[Element placement data]
++++++

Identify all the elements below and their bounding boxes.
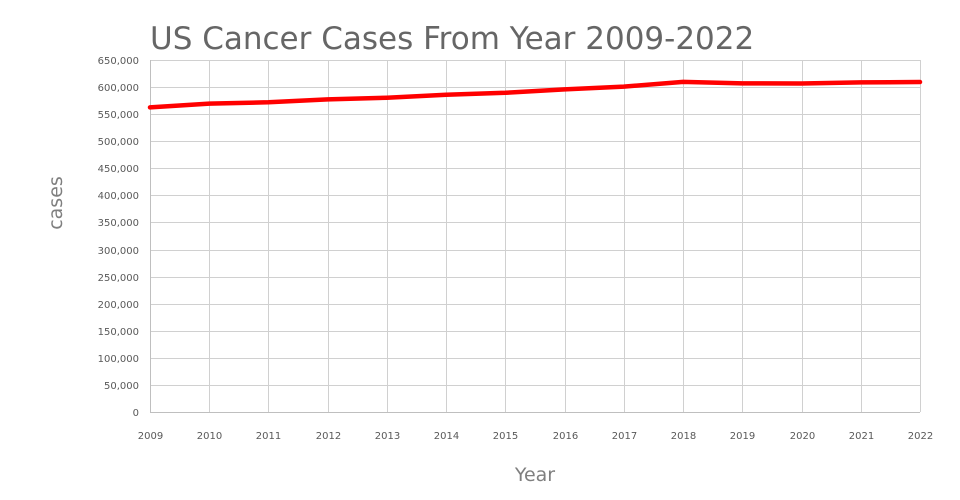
series-line [147, 79, 923, 110]
x-axis-ticks: 2009 2010 2011 2012 2013 2014 2015 2016 2017 2018… [138, 431, 933, 442]
x-tick-label: 2014 [434, 431, 459, 442]
y-axis-ticks: 0 50,000 100,000 150,000 200,000 250,000 300,0… [98, 56, 139, 419]
x-tick-label: 2018 [671, 431, 696, 442]
axes [150, 60, 920, 413]
x-tick-label: 2017 [612, 431, 637, 442]
y-tick-label: 600,000 [98, 83, 139, 94]
x-tick-label: 2013 [375, 431, 400, 442]
x-tick-label: 2009 [138, 431, 163, 442]
x-tick-label: 2011 [256, 431, 281, 442]
y-tick-label: 100,000 [98, 354, 139, 365]
y-tick-label: 450,000 [98, 164, 139, 175]
y-tick-label: 300,000 [98, 246, 139, 257]
chart-title: US Cancer Cases From Year 2009-2022 [150, 21, 754, 57]
y-tick-label: 650,000 [98, 56, 139, 67]
y-tick-label: 550,000 [98, 110, 139, 121]
y-tick-label: 250,000 [98, 273, 139, 284]
y-axis-label: cases [45, 176, 67, 230]
x-tick-label: 2022 [908, 431, 933, 442]
y-tick-label: 0 [133, 408, 139, 419]
x-tick-label: 2015 [493, 431, 518, 442]
y-tick-label: 200,000 [98, 300, 139, 311]
y-tick-label: 350,000 [98, 218, 139, 229]
x-tick-label: 2016 [553, 431, 578, 442]
y-tick-label: 400,000 [98, 191, 139, 202]
series-group [147, 79, 923, 110]
x-tick-label: 2012 [316, 431, 341, 442]
y-tick-label: 150,000 [98, 327, 139, 338]
x-axis-label: Year [514, 464, 555, 486]
x-tick-label: 2020 [790, 431, 815, 442]
x-tick-label: 2021 [849, 431, 874, 442]
x-tick-label: 2010 [197, 431, 222, 442]
y-tick-label: 500,000 [98, 137, 139, 148]
gridlines [150, 60, 921, 412]
y-tick-label: 50,000 [104, 381, 139, 392]
x-tick-label: 2019 [730, 431, 755, 442]
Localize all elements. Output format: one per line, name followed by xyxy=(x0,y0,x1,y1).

++++++

* _What you need to do_: Reproduce, without any change, the lines from the one containing "series-line [147, 79, 923, 110]" through the one containing "x-tick-label: 2009 [138, 431, 163, 442]", both included.

* _Task output_:
series-line [147, 79, 923, 110]
x-axis-ticks: 2009 2010 2011 2012 2013 2014 2015 2016 2017 2018… [138, 431, 933, 442]
x-tick-label: 2014 [434, 431, 459, 442]
y-axis-ticks: 0 50,000 100,000 150,000 200,000 250,000 300,0… [98, 56, 139, 419]
x-tick-label: 2018 [671, 431, 696, 442]
axes [150, 60, 920, 413]
x-tick-label: 2017 [612, 431, 637, 442]
y-tick-label: 600,000 [98, 83, 139, 94]
x-tick-label: 2013 [375, 431, 400, 442]
x-tick-label: 2009 [138, 431, 163, 442]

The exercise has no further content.